# Start of Raw records

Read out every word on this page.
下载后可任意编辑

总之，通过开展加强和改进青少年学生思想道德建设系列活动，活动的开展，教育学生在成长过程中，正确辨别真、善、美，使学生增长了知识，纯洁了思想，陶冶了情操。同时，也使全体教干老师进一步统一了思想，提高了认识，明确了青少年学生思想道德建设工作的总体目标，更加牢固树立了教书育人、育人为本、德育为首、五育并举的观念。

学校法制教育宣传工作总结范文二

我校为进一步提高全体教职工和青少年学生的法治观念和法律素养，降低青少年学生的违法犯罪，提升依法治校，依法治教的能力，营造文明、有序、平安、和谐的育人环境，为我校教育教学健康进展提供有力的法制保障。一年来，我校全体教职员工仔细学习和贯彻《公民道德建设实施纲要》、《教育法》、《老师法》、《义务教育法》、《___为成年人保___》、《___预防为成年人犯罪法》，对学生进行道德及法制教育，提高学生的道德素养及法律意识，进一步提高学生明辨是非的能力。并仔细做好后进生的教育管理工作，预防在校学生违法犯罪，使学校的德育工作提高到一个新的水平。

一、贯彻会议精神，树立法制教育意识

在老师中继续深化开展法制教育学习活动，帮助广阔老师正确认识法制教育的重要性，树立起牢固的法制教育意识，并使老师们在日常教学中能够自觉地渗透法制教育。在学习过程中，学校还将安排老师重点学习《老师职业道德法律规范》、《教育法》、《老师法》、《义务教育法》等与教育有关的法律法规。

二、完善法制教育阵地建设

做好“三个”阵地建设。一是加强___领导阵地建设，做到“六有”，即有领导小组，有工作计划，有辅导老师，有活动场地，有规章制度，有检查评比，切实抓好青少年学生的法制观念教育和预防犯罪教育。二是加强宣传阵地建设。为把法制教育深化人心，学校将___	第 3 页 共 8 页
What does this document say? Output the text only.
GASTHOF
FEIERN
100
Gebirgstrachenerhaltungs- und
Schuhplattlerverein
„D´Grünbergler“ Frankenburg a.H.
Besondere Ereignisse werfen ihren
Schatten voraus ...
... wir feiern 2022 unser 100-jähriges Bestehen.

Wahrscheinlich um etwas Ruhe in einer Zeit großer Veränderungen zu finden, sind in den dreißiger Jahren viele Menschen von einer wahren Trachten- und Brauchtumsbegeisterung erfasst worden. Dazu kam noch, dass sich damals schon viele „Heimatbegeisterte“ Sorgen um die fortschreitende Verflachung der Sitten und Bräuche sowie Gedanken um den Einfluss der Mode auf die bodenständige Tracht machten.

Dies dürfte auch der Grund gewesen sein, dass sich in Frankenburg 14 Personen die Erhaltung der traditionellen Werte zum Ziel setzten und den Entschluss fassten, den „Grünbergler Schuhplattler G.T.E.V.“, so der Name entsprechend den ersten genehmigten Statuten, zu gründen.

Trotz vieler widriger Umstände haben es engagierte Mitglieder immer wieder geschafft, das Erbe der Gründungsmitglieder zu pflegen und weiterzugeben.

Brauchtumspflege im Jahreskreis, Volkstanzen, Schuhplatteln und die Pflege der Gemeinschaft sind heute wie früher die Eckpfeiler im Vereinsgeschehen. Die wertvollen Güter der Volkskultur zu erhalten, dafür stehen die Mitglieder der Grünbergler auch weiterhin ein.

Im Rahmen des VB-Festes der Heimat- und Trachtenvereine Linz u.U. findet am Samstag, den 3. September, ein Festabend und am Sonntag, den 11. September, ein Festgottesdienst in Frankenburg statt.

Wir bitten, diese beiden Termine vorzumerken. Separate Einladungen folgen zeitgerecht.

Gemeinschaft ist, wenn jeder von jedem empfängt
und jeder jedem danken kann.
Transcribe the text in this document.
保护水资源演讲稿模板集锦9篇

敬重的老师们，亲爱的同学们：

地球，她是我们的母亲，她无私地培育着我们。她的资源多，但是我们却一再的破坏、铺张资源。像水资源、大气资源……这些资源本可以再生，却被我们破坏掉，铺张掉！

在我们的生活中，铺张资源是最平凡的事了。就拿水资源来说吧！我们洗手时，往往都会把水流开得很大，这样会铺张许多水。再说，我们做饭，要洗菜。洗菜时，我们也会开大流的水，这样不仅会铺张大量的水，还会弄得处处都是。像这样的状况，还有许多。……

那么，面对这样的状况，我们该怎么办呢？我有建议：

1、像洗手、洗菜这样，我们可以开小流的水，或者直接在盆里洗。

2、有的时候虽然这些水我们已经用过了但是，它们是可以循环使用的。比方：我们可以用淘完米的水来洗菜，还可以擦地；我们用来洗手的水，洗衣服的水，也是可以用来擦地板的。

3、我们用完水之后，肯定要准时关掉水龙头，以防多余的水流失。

# End of Raw records

_What is expected_. Quote each line of the listing above exactly.

_Solution for this problem_.
Read out every word on this page.
下载后可任意编辑

总之，通过开展加强和改进青少年学生思想道德建设系列活动，活动的开展，教育学生在成长过程中，正确辨别真、善、美，使学生增长了知识，纯洁了思想，陶冶了情操。同时，也使全体教干老师进一步统一了思想，提高了认识，明确了青少年学生思想道德建设工作的总体目标，更加牢固树立了教书育人、育人为本、德育为首、五育并举的观念。

学校法制教育宣传工作总结范文二

我校为进一步提高全体教职工和青少年学生的法治观念和法律素养，降低青少年学生的违法犯罪，提升依法治校，依法治教的能力，营造文明、有序、平安、和谐的育人环境，为我校教育教学健康进展提供有力的法制保障。一年来，我校全体教职员工仔细学习和贯彻《公民道德建设实施纲要》、《教育法》、《老师法》、《义务教育法》、《___为成年人保___》、《___预防为成年人犯罪法》，对学生进行道德及法制教育，提高学生的道德素养及法律意识，进一步提高学生明辨是非的能力。并仔细做好后进生的教育管理工作，预防在校学生违法犯罪，使学校的德育工作提高到一个新的水平。

一、贯彻会议精神，树立法制教育意识

在老师中继续深化开展法制教育学习活动，帮助广阔老师正确认识法制教育的重要性，树立起牢固的法制教育意识，并使老师们在日常教学中能够自觉地渗透法制教育。在学习过程中，学校还将安排老师重点学习《老师职业道德法律规范》、《教育法》、《老师法》、《义务教育法》等与教育有关的法律法规。

二、完善法制教育阵地建设

做好“三个”阵地建设。一是加强___领导阵地建设，做到“六有”，即有领导小组，有工作计划，有辅导老师，有活动场地，有规章制度，有检查评比，切实抓好青少年学生的法制观念教育和预防犯罪教育。二是加强宣传阵地建设。为把法制教育深化人心，学校将___	第 3 页 共 8 页
What does this document say? Output the text only.
GASTHOF
FEIERN
100
Gebirgstrachenerhaltungs- und
Schuhplattlerverein
„D´Grünbergler“ Frankenburg a.H.
Besondere Ereignisse werfen ihren
Schatten voraus ...
... wir feiern 2022 unser 100-jähriges Bestehen.

Wahrscheinlich um etwas Ruhe in einer Zeit großer Veränderungen zu finden, sind in den dreißiger Jahren viele Menschen von einer wahren Trachten- und Brauchtumsbegeisterung erfasst worden. Dazu kam noch, dass sich damals schon viele „Heimatbegeisterte“ Sorgen um die fortschreitende Verflachung der Sitten und Bräuche sowie Gedanken um den Einfluss der Mode auf die bodenständige Tracht machten.

Dies dürfte auch der Grund gewesen sein, dass sich in Frankenburg 14 Personen die Erhaltung der traditionellen Werte zum Ziel setzten und den Entschluss fassten, den „Grünbergler Schuhplattler G.T.E.V.“, so der Name entsprechend den ersten genehmigten Statuten, zu gründen.

Trotz vieler widriger Umstände haben es engagierte Mitglieder immer wieder geschafft, das Erbe der Gründungsmitglieder zu pflegen und weiterzugeben.

Brauchtumspflege im Jahreskreis, Volkstanzen, Schuhplatteln und die Pflege der Gemeinschaft sind heute wie früher die Eckpfeiler im Vereinsgeschehen. Die wertvollen Güter der Volkskultur zu erhalten, dafür stehen die Mitglieder der Grünbergler auch weiterhin ein.

Im Rahmen des VB-Festes der Heimat- und Trachtenvereine Linz u.U. findet am Samstag, den 3. September, ein Festabend und am Sonntag, den 11. September, ein Festgottesdienst in Frankenburg statt.

Wir bitten, diese beiden Termine vorzumerken. Separate Einladungen folgen zeitgerecht.

Gemeinschaft ist, wenn jeder von jedem empfängt
und jeder jedem danken kann.
Transcribe the text in this document.
保护水资源演讲稿模板集锦9篇

敬重的老师们，亲爱的同学们：

地球，她是我们的母亲，她无私地培育着我们。她的资源多，但是我们却一再的破坏、铺张资源。像水资源、大气资源……这些资源本可以再生，却被我们破坏掉，铺张掉！

在我们的生活中，铺张资源是最平凡的事了。就拿水资源来说吧！我们洗手时，往往都会把水流开得很大，这样会铺张许多水。再说，我们做饭，要洗菜。洗菜时，我们也会开大流的水，这样不仅会铺张大量的水，还会弄得处处都是。像这样的状况，还有许多。……

那么，面对这样的状况，我们该怎么办呢？我有建议：

1、像洗手、洗菜这样，我们可以开小流的水，或者直接在盆里洗。

2、有的时候虽然这些水我们已经用过了但是，它们是可以循环使用的。比方：我们可以用淘完米的水来洗菜，还可以擦地；我们用来洗手的水，洗衣服的水，也是可以用来擦地板的。

3、我们用完水之后，肯定要准时关掉水龙头，以防多余的水流失。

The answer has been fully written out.